How many lines in this data contain the string "network"? Reply with the number only.

─── Records shown

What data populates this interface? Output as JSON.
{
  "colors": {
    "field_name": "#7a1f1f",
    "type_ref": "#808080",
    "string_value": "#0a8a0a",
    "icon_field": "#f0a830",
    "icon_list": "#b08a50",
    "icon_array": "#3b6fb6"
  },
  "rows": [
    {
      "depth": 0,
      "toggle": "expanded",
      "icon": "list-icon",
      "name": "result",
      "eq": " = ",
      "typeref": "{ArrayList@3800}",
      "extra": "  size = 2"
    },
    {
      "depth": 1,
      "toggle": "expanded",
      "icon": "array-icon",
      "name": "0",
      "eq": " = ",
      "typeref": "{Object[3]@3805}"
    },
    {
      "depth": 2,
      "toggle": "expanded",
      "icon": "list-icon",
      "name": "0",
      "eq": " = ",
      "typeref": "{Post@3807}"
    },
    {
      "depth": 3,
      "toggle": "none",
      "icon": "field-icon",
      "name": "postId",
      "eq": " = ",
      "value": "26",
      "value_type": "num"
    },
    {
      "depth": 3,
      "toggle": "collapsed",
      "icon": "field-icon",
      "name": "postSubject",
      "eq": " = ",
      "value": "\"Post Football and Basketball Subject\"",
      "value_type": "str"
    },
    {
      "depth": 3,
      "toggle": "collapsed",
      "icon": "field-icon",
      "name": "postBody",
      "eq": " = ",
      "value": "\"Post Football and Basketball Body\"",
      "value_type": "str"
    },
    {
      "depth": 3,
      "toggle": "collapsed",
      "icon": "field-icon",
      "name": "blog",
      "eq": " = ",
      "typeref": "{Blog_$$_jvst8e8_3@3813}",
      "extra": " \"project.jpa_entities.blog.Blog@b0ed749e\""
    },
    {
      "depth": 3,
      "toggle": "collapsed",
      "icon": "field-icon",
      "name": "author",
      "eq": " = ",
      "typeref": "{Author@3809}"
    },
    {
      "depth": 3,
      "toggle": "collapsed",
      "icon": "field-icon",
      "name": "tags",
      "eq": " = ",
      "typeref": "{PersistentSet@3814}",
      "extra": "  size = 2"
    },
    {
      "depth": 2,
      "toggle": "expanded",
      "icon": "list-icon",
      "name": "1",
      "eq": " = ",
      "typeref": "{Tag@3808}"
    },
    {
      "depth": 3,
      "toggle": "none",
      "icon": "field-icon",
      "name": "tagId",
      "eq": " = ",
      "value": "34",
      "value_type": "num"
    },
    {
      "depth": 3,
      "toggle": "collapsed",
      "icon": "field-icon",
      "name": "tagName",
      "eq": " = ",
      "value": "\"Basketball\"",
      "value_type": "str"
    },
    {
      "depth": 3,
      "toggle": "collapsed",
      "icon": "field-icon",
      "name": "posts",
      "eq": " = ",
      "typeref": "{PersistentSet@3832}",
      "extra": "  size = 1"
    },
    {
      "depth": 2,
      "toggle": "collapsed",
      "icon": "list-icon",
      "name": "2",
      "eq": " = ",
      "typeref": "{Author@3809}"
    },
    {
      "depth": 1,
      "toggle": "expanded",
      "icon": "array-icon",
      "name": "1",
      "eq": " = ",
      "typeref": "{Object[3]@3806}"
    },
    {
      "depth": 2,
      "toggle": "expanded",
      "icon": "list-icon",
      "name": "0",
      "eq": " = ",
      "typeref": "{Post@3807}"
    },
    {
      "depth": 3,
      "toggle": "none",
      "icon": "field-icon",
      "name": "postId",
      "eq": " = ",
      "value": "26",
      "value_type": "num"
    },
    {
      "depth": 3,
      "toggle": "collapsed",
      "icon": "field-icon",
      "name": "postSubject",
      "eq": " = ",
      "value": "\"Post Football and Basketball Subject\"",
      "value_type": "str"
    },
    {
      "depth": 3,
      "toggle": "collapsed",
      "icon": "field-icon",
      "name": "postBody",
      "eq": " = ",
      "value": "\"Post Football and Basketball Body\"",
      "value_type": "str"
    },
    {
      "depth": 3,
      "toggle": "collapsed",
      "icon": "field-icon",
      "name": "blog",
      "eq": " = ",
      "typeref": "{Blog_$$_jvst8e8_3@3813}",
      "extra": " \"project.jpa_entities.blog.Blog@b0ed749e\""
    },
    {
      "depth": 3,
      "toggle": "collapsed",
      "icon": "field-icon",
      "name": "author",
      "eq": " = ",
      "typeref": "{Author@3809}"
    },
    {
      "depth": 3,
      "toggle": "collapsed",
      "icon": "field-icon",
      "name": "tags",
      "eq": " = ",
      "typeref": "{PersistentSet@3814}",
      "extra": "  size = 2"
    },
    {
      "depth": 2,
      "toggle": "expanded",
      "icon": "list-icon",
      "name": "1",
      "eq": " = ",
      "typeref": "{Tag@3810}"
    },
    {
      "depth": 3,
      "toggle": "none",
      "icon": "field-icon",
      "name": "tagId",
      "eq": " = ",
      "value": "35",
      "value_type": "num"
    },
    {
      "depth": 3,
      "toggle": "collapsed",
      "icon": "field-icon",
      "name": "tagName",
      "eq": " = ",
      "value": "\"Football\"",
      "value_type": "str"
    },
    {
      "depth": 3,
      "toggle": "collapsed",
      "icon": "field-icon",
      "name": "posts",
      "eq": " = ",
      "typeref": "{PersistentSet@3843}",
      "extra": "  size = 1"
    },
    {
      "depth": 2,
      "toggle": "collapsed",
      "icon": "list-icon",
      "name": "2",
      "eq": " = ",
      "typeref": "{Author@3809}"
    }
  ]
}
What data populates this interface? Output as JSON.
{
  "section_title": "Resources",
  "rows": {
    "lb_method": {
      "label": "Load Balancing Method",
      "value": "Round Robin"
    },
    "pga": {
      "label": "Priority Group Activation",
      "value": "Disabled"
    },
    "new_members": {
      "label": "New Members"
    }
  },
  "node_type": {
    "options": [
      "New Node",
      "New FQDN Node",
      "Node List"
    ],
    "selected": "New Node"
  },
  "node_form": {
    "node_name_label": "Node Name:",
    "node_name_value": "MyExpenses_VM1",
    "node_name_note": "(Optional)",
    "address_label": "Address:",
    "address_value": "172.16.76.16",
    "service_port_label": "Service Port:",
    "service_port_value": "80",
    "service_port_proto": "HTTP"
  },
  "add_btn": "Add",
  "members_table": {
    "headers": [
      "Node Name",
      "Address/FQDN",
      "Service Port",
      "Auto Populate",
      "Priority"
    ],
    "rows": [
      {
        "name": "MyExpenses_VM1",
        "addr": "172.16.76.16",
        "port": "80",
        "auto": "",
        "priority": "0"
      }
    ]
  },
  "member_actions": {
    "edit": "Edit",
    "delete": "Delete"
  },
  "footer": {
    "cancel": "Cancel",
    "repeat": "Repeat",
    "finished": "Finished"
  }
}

──────
─── Records shown

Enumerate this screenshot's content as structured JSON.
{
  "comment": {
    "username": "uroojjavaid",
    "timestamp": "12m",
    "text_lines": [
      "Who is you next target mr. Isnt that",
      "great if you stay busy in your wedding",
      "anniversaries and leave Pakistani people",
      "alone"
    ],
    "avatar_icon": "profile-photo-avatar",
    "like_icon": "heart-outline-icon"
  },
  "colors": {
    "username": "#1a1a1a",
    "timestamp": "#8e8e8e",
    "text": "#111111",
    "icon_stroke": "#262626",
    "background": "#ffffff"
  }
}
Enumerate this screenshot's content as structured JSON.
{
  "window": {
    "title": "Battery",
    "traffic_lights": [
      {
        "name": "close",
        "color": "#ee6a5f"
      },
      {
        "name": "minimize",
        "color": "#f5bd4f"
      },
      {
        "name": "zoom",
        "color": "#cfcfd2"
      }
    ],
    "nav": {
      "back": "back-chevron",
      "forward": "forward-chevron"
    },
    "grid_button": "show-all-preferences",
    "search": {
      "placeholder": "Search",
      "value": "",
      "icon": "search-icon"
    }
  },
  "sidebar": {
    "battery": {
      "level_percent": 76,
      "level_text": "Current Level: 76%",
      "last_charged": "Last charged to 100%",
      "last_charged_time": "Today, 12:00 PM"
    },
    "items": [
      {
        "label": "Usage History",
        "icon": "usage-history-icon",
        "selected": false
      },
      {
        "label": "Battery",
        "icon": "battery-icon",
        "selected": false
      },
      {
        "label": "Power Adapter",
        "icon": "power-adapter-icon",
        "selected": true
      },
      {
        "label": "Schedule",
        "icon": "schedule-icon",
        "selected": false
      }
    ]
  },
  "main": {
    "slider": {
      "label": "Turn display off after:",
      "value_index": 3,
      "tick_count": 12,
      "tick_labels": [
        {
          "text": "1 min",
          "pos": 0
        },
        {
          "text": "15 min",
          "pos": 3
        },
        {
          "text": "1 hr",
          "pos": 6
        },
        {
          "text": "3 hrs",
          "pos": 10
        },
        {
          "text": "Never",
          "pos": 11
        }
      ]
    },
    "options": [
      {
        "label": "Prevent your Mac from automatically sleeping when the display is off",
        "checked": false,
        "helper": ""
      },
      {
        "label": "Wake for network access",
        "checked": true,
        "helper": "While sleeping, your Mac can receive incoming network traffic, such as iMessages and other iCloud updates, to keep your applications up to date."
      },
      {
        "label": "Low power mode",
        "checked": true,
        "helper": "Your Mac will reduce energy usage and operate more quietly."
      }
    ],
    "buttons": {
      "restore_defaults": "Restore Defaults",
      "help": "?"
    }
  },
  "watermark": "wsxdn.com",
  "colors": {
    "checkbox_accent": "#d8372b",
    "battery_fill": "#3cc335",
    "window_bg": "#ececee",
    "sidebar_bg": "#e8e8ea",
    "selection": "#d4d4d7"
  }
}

──────
─── Records shown

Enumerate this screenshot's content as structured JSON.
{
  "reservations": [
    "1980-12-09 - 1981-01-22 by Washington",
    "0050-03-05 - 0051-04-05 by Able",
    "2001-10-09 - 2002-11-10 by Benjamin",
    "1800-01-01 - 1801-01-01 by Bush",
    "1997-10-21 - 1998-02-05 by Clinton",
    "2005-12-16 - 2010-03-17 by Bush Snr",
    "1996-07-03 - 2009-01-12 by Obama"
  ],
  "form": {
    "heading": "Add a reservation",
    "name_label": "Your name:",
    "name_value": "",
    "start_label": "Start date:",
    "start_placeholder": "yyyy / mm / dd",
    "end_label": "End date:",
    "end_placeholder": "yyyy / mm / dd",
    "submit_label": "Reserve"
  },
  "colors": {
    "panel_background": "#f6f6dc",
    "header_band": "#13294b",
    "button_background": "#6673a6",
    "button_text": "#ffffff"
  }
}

──────

* [The reply]:
2